STATED EXERCISE
What follows is a set of records, each of which is to be written out exactly.
** start DATA PROVIDED **
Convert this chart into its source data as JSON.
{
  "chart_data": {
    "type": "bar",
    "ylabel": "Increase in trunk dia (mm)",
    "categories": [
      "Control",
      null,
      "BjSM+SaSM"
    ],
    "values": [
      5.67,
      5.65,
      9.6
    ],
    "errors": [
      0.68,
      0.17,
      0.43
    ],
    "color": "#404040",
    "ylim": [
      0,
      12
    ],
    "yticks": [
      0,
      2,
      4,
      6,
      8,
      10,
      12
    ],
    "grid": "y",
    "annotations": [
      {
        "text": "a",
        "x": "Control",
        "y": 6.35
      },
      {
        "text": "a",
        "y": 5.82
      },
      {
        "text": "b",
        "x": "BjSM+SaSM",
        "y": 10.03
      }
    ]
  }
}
** end DATA PROVIDED **
EXERCISE ANSWER
Convert this chart into its source data as JSON.
{
  "chart_data": {
    "type": "bar",
    "ylabel": "Increase in trunk dia (mm)",
    "categories": [
      "Control",
      null,
      "BjSM+SaSM"
    ],
    "values": [
      5.67,
      5.65,
      9.6
    ],
    "errors": [
      0.68,
      0.17,
      0.43
    ],
    "color": "#404040",
    "ylim": [
      0,
      12
    ],
    "yticks": [
      0,
      2,
      4,
      6,
      8,
      10,
      12
    ],
    "grid": "y",
    "annotations": [
      {
        "text": "a",
        "x": "Control",
        "y": 6.35
      },
      {
        "text": "a",
        "y": 5.82
      },
      {
        "text": "b",
        "x": "BjSM+SaSM",
        "y": 10.03
      }
    ]
  }
}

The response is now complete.